(Items listed in a dataset)
□ □ □ □

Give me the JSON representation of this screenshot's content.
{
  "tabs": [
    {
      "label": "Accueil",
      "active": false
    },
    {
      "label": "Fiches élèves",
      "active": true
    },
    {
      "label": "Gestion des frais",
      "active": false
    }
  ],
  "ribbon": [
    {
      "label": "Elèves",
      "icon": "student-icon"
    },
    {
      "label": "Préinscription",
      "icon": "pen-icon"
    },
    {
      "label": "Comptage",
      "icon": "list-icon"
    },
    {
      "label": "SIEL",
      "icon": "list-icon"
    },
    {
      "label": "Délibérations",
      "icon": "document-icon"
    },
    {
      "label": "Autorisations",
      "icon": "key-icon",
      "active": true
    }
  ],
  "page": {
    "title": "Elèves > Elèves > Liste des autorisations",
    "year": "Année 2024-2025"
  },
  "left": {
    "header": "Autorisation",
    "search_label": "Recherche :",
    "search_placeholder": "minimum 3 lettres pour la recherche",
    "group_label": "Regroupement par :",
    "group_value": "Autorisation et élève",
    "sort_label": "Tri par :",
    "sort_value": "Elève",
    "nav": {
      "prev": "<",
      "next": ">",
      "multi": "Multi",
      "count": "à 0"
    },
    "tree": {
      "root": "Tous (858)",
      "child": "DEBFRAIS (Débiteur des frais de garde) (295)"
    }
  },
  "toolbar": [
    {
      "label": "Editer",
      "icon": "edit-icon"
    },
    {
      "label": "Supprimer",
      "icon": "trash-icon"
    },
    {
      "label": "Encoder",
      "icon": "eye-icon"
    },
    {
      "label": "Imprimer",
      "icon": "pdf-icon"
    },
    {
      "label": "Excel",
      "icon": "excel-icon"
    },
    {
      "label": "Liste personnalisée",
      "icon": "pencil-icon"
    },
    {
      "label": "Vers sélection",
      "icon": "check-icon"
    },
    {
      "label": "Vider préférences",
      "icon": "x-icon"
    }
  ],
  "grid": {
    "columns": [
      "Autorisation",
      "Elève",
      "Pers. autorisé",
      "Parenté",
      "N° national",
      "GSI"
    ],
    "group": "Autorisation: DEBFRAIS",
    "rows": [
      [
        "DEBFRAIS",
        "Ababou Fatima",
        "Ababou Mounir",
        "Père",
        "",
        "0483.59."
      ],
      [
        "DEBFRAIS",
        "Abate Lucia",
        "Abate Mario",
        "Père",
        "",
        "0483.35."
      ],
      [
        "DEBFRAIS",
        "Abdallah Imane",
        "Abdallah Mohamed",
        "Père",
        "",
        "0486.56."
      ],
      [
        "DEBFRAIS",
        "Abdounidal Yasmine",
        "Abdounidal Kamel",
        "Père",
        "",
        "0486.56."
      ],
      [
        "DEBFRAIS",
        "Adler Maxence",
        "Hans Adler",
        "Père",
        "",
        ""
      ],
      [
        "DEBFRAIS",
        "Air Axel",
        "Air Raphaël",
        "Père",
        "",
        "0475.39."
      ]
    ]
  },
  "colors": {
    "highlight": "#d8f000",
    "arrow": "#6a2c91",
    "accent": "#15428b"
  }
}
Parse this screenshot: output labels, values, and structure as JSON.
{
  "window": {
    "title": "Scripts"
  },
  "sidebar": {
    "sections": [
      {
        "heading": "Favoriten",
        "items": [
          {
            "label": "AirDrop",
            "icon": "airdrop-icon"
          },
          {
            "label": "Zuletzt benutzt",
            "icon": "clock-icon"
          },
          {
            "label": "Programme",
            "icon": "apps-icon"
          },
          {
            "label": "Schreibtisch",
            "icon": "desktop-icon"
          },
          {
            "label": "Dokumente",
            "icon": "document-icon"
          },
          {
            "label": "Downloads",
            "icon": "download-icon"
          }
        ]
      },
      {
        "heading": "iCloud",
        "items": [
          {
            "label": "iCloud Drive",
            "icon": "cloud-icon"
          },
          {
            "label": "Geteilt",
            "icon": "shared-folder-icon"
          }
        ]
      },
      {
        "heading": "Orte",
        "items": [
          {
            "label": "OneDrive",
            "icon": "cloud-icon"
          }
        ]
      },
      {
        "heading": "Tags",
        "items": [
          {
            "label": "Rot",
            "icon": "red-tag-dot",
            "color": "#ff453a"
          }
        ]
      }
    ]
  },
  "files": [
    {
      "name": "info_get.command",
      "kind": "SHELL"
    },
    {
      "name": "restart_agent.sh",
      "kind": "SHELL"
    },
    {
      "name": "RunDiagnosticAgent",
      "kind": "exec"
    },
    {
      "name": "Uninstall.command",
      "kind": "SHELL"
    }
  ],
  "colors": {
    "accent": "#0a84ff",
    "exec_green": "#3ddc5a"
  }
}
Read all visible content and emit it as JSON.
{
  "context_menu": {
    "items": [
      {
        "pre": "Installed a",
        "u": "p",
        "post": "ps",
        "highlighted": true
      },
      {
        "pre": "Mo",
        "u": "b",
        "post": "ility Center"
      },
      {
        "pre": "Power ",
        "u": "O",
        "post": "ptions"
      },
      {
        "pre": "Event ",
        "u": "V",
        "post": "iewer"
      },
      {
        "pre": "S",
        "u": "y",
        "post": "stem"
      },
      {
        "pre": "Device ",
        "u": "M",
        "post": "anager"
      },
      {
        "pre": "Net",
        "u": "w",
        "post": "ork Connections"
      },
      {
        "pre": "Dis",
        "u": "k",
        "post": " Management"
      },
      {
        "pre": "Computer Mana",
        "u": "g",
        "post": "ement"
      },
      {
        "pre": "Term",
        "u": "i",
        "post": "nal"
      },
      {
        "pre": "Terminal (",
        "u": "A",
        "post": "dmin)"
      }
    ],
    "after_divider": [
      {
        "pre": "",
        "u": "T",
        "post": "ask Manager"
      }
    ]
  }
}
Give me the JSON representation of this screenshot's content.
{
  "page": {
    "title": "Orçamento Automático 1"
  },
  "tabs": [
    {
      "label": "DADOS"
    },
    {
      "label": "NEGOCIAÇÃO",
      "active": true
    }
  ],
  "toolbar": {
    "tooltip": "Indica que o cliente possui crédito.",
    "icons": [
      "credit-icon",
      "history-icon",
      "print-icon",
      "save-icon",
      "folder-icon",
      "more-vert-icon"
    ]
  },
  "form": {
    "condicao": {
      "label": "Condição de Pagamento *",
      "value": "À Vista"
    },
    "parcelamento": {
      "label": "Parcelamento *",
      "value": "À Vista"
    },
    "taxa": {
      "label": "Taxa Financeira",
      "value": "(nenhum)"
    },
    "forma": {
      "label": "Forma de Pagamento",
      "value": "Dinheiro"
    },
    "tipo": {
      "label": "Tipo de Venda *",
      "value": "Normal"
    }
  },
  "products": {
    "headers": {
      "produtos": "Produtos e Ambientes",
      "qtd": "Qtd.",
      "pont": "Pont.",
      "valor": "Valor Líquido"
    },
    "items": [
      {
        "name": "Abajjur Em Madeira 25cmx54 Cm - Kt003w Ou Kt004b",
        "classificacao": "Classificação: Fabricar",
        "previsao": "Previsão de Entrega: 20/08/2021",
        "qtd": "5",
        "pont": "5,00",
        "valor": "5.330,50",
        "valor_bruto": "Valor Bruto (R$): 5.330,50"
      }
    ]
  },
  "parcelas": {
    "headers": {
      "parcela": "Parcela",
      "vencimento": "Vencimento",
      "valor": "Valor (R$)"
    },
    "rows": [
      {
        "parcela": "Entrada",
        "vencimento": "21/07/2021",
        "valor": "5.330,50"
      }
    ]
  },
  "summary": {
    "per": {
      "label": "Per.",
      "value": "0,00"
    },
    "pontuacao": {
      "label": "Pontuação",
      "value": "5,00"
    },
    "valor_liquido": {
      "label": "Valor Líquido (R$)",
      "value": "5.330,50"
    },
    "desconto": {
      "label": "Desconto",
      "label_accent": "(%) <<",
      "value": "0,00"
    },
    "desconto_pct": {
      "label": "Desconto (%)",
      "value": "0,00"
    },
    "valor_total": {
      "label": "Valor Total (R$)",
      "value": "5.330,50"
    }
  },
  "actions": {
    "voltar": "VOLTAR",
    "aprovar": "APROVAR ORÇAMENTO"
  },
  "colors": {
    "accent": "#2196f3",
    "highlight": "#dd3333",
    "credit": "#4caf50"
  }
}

□ □ □ □

> **Exercise description**: On how many lines does the word "title" appear? Answer with only the number.

> **Written reply**: 3